#### Entries supplied
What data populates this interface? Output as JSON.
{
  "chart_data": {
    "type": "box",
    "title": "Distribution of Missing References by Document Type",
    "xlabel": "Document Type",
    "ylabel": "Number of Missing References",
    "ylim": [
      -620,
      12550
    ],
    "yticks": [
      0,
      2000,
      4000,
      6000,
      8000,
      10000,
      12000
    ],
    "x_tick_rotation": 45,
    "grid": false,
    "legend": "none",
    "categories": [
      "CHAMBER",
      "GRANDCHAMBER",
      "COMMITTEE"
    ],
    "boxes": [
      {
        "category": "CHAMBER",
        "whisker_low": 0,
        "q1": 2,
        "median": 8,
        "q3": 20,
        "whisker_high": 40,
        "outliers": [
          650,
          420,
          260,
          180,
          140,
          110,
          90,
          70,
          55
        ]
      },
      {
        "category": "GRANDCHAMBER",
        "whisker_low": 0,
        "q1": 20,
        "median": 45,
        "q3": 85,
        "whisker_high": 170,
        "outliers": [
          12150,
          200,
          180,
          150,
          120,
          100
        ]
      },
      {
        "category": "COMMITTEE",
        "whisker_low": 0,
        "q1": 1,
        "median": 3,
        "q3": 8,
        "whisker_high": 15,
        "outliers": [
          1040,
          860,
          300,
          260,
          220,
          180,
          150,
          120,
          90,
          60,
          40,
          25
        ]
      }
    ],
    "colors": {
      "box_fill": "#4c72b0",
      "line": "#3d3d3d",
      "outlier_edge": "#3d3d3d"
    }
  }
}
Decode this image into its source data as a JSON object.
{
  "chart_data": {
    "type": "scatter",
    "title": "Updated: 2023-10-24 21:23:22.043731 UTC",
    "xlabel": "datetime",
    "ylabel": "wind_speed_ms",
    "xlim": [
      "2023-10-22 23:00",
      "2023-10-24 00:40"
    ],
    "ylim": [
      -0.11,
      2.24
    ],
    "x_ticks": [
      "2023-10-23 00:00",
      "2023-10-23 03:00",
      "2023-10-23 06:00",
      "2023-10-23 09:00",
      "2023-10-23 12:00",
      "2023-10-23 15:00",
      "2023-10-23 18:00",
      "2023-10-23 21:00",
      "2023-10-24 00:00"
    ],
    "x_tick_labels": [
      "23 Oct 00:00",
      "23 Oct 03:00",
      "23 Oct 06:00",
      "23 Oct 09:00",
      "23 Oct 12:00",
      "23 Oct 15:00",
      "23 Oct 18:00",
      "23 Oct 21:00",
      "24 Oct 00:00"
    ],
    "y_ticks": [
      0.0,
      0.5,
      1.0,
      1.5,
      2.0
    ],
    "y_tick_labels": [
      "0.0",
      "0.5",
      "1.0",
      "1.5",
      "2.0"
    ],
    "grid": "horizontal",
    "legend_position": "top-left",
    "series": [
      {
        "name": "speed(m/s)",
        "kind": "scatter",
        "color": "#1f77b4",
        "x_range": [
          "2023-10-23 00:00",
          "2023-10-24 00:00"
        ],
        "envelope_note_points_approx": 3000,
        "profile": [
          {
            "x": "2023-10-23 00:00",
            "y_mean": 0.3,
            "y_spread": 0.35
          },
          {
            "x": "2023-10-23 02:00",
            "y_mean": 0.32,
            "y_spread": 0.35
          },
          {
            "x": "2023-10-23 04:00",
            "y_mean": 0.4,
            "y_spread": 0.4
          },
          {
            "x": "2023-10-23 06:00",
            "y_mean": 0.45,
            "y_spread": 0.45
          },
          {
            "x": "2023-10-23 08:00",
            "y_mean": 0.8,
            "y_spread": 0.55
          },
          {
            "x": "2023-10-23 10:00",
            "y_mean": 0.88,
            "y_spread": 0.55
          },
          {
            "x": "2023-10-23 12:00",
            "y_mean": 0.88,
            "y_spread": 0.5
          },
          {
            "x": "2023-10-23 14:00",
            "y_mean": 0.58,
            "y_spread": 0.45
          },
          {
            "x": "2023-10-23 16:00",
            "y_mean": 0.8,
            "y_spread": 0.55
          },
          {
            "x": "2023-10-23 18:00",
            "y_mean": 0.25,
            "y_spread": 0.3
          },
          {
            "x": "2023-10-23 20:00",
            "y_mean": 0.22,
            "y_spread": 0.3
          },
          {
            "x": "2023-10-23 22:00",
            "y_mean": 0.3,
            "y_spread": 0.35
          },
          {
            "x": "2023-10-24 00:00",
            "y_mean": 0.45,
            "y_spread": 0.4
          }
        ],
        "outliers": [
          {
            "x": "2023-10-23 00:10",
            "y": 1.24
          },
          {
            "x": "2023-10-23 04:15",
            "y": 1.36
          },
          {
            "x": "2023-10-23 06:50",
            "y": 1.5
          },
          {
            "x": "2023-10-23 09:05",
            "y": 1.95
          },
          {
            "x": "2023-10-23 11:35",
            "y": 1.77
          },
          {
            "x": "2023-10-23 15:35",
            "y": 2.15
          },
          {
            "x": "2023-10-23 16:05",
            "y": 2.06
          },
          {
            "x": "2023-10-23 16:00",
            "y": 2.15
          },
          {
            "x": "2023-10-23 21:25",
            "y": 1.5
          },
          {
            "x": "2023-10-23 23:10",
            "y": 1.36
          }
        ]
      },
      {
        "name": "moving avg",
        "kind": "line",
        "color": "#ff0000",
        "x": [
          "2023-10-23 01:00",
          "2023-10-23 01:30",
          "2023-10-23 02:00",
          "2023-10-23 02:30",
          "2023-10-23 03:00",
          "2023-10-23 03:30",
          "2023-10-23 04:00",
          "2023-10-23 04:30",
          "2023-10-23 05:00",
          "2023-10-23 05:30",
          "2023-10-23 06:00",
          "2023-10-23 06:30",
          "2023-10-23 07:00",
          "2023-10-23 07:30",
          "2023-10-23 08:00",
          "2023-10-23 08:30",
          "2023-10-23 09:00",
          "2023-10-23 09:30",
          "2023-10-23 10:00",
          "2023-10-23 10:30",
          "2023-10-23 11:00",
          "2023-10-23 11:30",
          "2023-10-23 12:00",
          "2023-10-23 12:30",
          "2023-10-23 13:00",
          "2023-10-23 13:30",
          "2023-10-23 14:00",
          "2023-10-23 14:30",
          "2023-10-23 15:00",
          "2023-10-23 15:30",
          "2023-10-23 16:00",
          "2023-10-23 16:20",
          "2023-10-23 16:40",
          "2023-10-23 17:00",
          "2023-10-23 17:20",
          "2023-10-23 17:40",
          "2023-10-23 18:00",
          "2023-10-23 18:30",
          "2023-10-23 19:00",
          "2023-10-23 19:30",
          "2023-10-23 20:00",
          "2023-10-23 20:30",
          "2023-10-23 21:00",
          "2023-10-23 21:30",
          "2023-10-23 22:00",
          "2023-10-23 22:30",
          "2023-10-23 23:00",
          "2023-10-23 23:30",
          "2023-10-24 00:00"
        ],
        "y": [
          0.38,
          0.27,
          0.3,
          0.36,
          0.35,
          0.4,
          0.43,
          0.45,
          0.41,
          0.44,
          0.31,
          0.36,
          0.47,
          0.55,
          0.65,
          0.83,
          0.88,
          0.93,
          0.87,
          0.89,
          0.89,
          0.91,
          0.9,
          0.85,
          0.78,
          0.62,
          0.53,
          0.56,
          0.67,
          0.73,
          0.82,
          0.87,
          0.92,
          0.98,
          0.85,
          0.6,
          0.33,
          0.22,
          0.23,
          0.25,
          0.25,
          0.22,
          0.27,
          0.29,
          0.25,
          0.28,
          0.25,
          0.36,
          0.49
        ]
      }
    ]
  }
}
########
(Aim of the exercise)
Filter the listing for the word "title" and copy every line that holds it.

(Output)
    "title": "Distribution of Missing References by Document Type",
    "title": "Updated: 2023-10-24 21:23:22.043731 UTC",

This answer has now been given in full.